WRITTEN PROBLEM
Write the material out again exactly as it stands.

SUPPLIED MATERIAL
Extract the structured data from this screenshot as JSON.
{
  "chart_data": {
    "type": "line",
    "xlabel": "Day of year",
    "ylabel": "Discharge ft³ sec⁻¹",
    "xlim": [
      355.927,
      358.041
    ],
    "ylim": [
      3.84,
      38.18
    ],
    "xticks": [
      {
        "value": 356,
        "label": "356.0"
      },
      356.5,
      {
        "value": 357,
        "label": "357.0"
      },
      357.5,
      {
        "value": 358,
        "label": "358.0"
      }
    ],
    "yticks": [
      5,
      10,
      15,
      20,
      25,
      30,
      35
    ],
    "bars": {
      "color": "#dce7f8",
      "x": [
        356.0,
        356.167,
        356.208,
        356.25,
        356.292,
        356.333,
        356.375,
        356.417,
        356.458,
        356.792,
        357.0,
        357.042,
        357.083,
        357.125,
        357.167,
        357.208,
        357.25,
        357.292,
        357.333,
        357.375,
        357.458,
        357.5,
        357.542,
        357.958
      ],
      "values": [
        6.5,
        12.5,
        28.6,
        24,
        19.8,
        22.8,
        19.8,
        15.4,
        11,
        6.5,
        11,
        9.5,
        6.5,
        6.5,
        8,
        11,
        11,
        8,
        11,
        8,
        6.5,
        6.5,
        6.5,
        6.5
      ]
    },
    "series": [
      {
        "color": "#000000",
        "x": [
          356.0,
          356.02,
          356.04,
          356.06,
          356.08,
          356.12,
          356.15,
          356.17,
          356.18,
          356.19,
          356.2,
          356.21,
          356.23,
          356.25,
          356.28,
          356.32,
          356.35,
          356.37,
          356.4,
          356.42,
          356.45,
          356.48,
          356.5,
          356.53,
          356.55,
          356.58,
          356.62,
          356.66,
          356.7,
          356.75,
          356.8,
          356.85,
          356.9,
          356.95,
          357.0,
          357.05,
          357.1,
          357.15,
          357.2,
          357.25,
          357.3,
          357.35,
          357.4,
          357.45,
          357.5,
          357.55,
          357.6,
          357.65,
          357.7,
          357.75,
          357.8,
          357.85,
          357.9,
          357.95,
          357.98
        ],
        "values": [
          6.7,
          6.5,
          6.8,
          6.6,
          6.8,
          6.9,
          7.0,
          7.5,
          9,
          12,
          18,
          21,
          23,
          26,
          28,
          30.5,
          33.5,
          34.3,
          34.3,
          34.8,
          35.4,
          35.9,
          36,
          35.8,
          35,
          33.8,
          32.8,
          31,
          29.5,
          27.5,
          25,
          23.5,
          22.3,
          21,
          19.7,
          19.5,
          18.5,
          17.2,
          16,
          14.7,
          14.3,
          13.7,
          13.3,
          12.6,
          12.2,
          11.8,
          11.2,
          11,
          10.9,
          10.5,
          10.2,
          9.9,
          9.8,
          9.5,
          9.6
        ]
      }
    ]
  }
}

REPLY TO THE EXERCISE
Extract the structured data from this screenshot as JSON.
{
  "chart_data": {
    "type": "line",
    "xlabel": "Day of year",
    "ylabel": "Discharge ft³ sec⁻¹",
    "xlim": [
      355.927,
      358.041
    ],
    "ylim": [
      3.84,
      38.18
    ],
    "xticks": [
      {
        "value": 356,
        "label": "356.0"
      },
      356.5,
      {
        "value": 357,
        "label": "357.0"
      },
      357.5,
      {
        "value": 358,
        "label": "358.0"
      }
    ],
    "yticks": [
      5,
      10,
      15,
      20,
      25,
      30,
      35
    ],
    "bars": {
      "color": "#dce7f8",
      "x": [
        356.0,
        356.167,
        356.208,
        356.25,
        356.292,
        356.333,
        356.375,
        356.417,
        356.458,
        356.792,
        357.0,
        357.042,
        357.083,
        357.125,
        357.167,
        357.208,
        357.25,
        357.292,
        357.333,
        357.375,
        357.458,
        357.5,
        357.542,
        357.958
      ],
      "values": [
        6.5,
        12.5,
        28.6,
        24,
        19.8,
        22.8,
        19.8,
        15.4,
        11,
        6.5,
        11,
        9.5,
        6.5,
        6.5,
        8,
        11,
        11,
        8,
        11,
        8,
        6.5,
        6.5,
        6.5,
        6.5
      ]
    },
    "series": [
      {
        "color": "#000000",
        "x": [
          356.0,
          356.02,
          356.04,
          356.06,
          356.08,
          356.12,
          356.15,
          356.17,
          356.18,
          356.19,
          356.2,
          356.21,
          356.23,
          356.25,
          356.28,
          356.32,
          356.35,
          356.37,
          356.4,
          356.42,
          356.45,
          356.48,
          356.5,
          356.53,
          356.55,
          356.58,
          356.62,
          356.66,
          356.7,
          356.75,
          356.8,
          356.85,
          356.9,
          356.95,
          357.0,
          357.05,
          357.1,
          357.15,
          357.2,
          357.25,
          357.3,
          357.35,
          357.4,
          357.45,
          357.5,
          357.55,
          357.6,
          357.65,
          357.7,
          357.75,
          357.8,
          357.85,
          357.9,
          357.95,
          357.98
        ],
        "values": [
          6.7,
          6.5,
          6.8,
          6.6,
          6.8,
          6.9,
          7.0,
          7.5,
          9,
          12,
          18,
          21,
          23,
          26,
          28,
          30.5,
          33.5,
          34.3,
          34.3,
          34.8,
          35.4,
          35.9,
          36,
          35.8,
          35,
          33.8,
          32.8,
          31,
          29.5,
          27.5,
          25,
          23.5,
          22.3,
          21,
          19.7,
          19.5,
          18.5,
          17.2,
          16,
          14.7,
          14.3,
          13.7,
          13.3,
          12.6,
          12.2,
          11.8,
          11.2,
          11,
          10.9,
          10.5,
          10.2,
          9.9,
          9.8,
          9.5,
          9.6
        ]
      }
    ]
  }
}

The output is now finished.